━━━━━ SOURCE RECORDS ━━━━━

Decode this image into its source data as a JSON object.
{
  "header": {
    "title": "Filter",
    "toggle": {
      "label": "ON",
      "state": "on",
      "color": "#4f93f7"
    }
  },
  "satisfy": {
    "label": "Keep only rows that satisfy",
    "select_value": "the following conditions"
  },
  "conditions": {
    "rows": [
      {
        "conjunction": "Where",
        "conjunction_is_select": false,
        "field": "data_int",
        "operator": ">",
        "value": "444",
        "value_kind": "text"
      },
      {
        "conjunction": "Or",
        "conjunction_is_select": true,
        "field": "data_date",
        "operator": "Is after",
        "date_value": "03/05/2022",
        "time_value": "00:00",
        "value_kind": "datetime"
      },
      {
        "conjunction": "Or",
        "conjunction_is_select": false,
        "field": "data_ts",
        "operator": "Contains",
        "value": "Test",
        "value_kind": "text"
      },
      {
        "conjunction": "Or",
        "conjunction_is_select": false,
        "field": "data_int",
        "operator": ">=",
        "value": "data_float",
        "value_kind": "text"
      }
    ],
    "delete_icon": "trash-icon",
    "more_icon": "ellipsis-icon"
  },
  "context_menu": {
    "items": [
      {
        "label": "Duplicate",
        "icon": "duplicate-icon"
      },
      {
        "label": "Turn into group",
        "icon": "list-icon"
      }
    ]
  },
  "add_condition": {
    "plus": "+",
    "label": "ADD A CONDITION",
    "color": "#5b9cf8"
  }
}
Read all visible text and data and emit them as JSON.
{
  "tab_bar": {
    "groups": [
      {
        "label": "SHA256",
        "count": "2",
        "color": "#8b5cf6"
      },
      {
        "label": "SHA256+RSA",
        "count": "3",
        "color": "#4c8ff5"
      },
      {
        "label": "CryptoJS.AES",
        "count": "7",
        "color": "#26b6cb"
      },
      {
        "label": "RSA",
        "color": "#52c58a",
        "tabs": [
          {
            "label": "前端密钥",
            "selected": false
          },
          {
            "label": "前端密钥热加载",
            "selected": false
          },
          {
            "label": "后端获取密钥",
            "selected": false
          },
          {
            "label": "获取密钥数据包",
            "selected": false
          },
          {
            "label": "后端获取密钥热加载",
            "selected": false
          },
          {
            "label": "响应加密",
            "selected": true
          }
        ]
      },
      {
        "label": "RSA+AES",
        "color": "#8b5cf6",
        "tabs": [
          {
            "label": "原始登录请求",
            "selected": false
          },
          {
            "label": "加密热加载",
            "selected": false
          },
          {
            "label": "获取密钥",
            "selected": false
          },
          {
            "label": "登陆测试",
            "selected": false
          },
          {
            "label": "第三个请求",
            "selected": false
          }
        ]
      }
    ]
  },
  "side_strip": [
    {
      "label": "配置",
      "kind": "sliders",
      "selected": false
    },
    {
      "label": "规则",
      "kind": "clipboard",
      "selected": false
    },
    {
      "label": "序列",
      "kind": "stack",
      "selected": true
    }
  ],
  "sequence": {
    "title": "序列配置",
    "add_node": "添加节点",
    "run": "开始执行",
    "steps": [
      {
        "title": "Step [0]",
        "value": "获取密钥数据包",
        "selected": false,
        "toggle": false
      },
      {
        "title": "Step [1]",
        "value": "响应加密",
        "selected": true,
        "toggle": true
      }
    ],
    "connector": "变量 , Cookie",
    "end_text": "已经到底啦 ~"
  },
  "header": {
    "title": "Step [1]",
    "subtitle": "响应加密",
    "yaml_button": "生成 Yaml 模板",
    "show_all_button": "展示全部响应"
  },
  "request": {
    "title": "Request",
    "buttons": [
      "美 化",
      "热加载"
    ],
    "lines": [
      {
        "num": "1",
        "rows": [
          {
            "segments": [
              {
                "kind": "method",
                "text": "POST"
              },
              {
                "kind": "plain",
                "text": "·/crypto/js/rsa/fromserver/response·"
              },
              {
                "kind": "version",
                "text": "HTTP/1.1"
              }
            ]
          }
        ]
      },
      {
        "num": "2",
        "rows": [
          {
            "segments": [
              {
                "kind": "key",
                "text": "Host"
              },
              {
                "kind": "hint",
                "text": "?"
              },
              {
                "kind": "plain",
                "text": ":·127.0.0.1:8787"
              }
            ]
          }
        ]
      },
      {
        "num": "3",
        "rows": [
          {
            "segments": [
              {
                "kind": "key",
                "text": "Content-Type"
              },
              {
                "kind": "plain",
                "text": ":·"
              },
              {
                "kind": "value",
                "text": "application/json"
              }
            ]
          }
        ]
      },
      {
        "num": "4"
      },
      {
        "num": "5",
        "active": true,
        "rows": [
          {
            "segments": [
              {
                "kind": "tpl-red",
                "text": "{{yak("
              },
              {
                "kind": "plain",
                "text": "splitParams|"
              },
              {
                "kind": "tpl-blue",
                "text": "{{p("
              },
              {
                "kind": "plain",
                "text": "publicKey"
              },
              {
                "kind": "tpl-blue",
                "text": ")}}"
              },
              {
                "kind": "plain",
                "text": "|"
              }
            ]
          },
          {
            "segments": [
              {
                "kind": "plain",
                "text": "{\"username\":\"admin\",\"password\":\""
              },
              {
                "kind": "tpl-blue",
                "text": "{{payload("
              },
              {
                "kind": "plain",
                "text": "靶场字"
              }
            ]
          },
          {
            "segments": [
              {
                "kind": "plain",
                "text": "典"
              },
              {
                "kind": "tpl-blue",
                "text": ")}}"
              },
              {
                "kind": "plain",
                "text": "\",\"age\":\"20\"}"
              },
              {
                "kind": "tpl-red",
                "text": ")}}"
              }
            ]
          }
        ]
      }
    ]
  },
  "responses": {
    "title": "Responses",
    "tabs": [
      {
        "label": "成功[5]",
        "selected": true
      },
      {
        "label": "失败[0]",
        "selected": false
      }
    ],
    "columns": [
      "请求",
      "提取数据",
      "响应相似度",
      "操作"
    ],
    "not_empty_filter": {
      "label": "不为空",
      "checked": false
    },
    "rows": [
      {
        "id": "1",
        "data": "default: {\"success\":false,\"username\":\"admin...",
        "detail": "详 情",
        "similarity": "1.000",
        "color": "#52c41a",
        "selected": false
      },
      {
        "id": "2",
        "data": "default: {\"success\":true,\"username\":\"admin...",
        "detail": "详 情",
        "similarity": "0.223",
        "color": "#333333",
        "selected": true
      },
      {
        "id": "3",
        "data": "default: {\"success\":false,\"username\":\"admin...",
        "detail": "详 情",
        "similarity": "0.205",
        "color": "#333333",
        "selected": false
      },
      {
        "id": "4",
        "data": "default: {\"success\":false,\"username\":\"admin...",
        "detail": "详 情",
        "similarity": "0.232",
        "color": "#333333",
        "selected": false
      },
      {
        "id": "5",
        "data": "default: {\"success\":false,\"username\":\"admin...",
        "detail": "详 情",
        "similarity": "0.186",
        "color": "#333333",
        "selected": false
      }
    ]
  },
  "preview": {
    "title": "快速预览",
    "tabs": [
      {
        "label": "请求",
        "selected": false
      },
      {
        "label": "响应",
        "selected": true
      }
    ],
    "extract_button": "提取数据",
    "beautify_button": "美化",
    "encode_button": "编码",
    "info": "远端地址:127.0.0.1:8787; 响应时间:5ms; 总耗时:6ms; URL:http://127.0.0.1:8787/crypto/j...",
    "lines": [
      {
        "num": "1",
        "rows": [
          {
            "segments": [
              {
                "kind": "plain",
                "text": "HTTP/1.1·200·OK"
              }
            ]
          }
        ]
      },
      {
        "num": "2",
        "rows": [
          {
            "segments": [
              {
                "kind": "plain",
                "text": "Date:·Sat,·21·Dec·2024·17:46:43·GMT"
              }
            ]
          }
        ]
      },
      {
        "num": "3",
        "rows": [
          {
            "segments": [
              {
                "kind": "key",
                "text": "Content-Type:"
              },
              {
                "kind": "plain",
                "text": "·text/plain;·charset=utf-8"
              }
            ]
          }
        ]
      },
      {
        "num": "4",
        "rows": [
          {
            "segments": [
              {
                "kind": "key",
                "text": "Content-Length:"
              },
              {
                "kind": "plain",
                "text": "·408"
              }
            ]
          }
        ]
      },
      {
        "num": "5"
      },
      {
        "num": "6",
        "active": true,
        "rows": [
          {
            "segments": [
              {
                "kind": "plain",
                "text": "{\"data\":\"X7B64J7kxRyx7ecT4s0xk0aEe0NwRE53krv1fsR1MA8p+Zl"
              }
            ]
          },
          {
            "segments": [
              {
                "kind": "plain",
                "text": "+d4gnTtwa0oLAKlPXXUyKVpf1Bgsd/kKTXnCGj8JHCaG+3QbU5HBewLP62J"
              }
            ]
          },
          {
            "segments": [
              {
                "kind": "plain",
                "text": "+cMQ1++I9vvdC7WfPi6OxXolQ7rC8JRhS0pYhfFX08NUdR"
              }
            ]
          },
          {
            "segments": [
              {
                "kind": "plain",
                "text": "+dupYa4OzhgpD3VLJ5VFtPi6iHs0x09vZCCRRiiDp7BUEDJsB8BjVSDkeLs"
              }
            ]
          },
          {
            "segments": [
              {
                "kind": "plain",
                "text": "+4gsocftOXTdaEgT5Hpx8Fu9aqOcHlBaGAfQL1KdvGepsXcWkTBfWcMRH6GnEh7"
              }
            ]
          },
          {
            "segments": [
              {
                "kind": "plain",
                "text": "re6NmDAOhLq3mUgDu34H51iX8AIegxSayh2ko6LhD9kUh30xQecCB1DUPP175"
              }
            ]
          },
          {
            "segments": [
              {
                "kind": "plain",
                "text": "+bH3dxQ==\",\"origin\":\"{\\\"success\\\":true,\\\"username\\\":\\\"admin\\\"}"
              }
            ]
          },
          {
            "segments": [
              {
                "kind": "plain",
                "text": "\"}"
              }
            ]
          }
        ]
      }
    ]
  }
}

━━━━━

PROBLEM TO SOLVE
Where a line above contains the string "响应加密", copy that line.

REPLY
            "label": "响应加密",
        "value": "响应加密",
    "subtitle": "响应加密",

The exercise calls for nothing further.